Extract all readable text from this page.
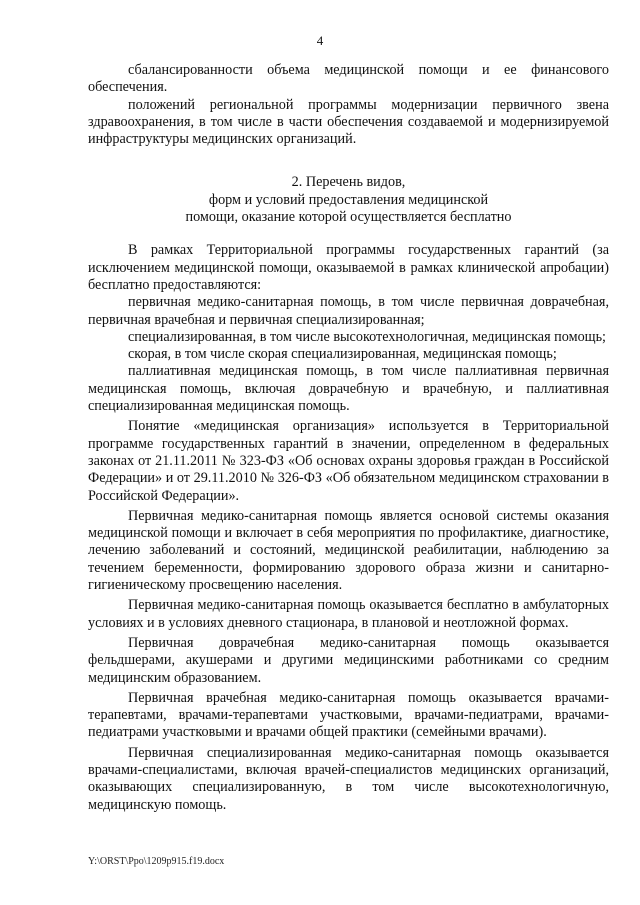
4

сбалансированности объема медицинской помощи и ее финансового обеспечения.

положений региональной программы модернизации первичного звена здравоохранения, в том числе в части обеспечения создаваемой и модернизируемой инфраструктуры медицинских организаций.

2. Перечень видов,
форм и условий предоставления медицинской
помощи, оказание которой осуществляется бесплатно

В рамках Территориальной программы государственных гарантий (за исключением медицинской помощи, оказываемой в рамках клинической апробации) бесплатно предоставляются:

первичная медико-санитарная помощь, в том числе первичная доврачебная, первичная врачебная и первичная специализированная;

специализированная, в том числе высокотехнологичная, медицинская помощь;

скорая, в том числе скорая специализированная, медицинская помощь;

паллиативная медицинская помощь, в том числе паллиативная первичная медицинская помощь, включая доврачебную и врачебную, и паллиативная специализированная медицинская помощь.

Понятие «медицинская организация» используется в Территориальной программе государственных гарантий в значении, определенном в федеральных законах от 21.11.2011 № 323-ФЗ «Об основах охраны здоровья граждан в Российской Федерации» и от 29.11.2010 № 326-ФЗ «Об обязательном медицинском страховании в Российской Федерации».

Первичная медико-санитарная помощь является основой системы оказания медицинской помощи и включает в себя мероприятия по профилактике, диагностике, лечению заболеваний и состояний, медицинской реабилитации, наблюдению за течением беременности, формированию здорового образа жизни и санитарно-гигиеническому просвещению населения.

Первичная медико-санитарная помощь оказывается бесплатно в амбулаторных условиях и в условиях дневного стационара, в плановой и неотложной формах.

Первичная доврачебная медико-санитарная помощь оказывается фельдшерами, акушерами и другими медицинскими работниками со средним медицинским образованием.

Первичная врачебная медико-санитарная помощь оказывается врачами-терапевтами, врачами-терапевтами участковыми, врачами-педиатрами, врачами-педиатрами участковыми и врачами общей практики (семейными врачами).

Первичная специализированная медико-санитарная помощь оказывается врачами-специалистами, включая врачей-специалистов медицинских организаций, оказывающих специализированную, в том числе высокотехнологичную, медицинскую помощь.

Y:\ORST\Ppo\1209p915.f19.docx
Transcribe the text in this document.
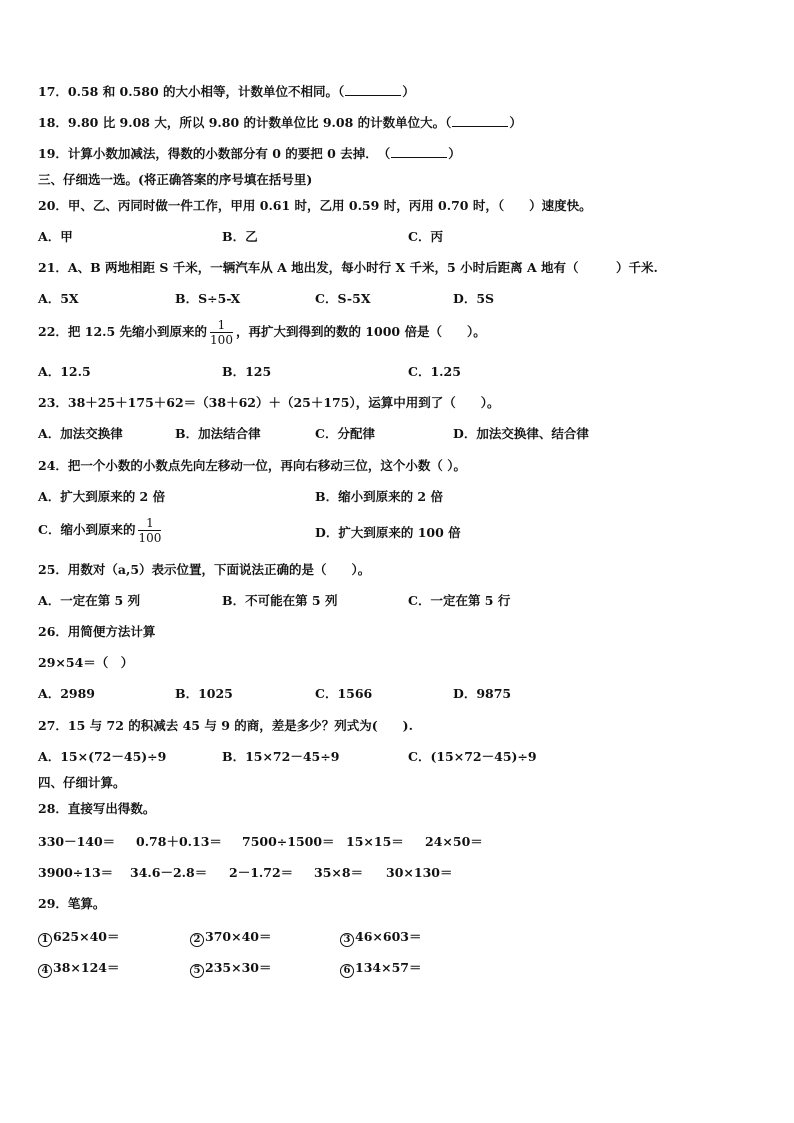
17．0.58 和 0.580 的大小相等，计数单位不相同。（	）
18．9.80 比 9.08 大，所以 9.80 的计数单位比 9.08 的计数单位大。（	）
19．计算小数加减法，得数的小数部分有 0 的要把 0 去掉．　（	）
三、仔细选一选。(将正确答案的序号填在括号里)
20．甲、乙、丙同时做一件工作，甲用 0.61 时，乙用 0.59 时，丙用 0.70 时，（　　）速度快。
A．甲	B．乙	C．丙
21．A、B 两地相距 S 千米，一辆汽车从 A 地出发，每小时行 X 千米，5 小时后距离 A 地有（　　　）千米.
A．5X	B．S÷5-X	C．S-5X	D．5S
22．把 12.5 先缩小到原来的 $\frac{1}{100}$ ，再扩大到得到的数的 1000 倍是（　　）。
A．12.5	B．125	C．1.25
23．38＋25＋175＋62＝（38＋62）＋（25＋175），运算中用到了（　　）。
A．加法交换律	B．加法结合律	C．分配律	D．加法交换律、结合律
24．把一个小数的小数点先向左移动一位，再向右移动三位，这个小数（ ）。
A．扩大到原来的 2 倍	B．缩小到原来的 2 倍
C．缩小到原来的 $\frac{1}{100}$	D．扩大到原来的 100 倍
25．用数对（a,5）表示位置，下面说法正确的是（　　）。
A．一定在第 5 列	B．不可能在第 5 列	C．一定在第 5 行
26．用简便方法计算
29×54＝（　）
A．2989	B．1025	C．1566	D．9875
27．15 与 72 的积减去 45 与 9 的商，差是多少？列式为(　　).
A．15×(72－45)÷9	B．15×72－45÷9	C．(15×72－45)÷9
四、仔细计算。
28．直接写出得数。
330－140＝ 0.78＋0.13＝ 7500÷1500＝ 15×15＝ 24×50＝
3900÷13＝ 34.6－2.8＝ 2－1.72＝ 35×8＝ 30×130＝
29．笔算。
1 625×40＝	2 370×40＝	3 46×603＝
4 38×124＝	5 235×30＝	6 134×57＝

* * *

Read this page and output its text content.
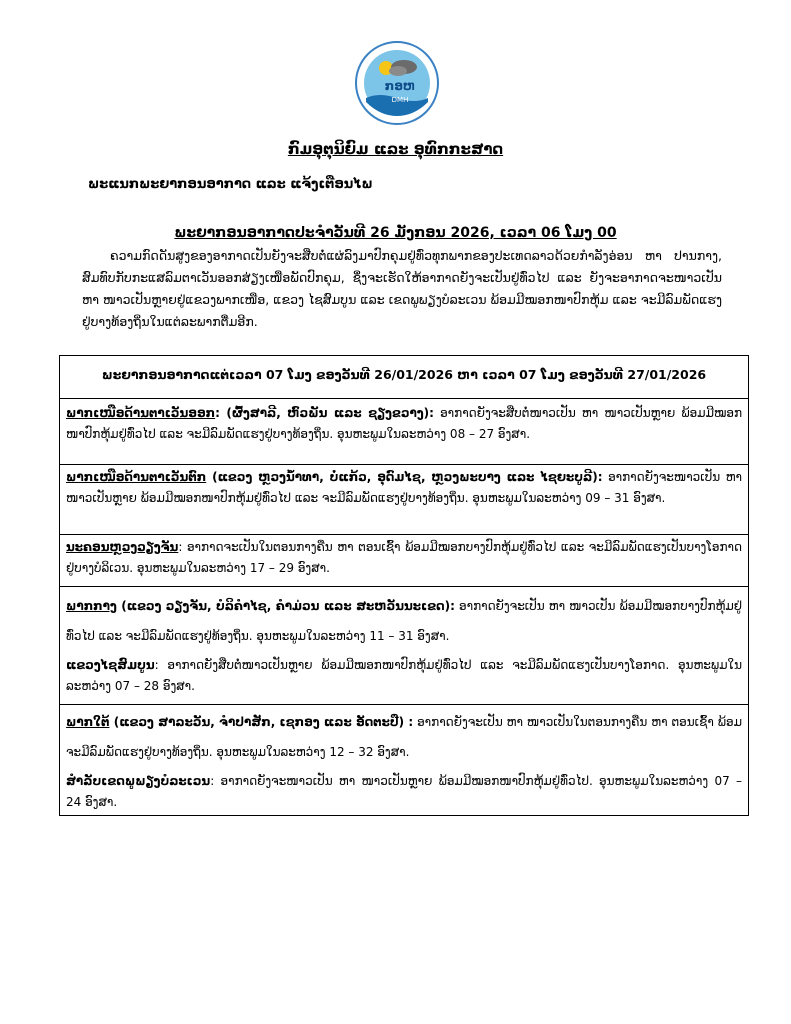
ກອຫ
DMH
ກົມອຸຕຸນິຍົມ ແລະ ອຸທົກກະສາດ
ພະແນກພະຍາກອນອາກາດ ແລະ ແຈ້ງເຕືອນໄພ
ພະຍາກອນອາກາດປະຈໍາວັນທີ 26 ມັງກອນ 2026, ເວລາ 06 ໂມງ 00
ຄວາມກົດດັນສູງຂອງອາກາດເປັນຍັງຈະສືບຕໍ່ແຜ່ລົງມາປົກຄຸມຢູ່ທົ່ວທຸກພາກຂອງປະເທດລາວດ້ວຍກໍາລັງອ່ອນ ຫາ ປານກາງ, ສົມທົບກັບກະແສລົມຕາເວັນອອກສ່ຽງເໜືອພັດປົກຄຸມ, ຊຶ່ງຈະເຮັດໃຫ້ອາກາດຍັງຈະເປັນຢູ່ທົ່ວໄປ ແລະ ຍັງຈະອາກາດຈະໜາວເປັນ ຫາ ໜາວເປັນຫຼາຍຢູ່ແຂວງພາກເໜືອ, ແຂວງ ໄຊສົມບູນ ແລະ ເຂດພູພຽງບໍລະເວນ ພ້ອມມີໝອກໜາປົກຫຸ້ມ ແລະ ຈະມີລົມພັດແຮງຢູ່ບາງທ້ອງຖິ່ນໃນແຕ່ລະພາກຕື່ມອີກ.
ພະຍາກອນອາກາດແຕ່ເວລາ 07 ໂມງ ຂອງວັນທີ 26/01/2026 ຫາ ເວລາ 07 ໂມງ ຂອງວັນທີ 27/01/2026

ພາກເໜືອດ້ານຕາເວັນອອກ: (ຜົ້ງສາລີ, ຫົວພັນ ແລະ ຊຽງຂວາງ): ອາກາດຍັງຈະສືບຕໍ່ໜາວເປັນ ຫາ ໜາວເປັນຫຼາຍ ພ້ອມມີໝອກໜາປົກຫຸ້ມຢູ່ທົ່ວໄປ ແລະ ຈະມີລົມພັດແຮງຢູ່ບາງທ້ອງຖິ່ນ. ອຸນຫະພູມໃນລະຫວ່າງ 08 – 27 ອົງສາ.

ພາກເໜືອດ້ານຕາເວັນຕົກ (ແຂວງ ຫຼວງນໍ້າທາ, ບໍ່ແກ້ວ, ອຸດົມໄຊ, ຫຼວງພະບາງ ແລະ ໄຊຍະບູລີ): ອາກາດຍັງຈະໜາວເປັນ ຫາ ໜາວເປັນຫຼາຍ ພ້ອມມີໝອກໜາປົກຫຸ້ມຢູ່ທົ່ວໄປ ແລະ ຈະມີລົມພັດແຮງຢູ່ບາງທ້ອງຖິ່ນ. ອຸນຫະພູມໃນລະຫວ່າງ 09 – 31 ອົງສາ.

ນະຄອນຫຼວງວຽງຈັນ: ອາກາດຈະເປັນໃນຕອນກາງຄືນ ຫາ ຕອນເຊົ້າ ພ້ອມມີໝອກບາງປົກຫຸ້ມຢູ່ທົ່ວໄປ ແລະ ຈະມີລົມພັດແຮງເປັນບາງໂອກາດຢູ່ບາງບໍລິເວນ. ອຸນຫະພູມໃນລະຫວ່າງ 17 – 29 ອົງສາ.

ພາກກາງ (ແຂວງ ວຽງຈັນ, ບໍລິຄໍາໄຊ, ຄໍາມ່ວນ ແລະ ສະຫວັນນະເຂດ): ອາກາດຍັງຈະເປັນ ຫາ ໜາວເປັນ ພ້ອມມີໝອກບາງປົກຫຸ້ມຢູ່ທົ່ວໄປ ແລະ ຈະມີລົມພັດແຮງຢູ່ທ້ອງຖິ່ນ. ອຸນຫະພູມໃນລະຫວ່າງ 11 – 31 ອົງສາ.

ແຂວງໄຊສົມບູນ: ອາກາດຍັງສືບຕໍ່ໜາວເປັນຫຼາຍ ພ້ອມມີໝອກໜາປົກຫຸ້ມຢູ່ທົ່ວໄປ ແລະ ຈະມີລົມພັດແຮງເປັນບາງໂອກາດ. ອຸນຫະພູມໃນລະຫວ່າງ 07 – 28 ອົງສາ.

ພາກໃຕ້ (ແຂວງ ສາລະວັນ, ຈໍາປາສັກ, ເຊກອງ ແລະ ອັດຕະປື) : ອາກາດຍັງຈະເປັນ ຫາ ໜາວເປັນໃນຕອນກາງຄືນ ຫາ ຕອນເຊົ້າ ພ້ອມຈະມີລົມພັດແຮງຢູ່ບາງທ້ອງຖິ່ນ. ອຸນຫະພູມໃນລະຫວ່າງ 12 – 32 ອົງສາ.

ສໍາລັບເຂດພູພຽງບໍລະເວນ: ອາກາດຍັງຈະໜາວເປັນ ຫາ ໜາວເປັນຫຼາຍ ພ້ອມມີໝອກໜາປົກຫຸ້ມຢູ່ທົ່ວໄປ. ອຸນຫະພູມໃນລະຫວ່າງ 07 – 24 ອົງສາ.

==

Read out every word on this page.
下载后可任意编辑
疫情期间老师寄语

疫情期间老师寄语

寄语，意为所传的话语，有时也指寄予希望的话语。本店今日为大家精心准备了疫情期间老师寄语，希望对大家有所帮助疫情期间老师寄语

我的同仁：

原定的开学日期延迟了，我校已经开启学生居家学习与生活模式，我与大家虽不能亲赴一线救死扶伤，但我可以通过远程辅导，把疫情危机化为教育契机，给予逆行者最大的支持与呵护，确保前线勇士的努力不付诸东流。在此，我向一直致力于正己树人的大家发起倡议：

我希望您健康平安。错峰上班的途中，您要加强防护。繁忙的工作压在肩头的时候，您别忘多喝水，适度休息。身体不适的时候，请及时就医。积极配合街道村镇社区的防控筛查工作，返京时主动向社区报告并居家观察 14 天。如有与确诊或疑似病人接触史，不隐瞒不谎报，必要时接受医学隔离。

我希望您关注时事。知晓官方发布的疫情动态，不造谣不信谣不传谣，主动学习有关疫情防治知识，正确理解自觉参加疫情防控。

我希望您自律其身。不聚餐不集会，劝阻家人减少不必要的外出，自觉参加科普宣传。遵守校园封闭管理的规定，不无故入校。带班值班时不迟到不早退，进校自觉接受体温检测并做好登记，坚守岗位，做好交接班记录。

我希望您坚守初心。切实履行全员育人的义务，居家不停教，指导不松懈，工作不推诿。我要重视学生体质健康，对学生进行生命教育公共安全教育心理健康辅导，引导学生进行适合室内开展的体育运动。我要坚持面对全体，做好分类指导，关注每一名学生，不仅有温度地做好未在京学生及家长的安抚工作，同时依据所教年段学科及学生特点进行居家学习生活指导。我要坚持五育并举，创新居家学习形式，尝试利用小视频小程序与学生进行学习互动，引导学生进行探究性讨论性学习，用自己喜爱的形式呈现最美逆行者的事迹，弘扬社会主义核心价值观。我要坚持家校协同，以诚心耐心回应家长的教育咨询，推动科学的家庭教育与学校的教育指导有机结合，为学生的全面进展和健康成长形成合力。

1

Task statement
State the number of lines that contain the string "page", with no other words.

Result
3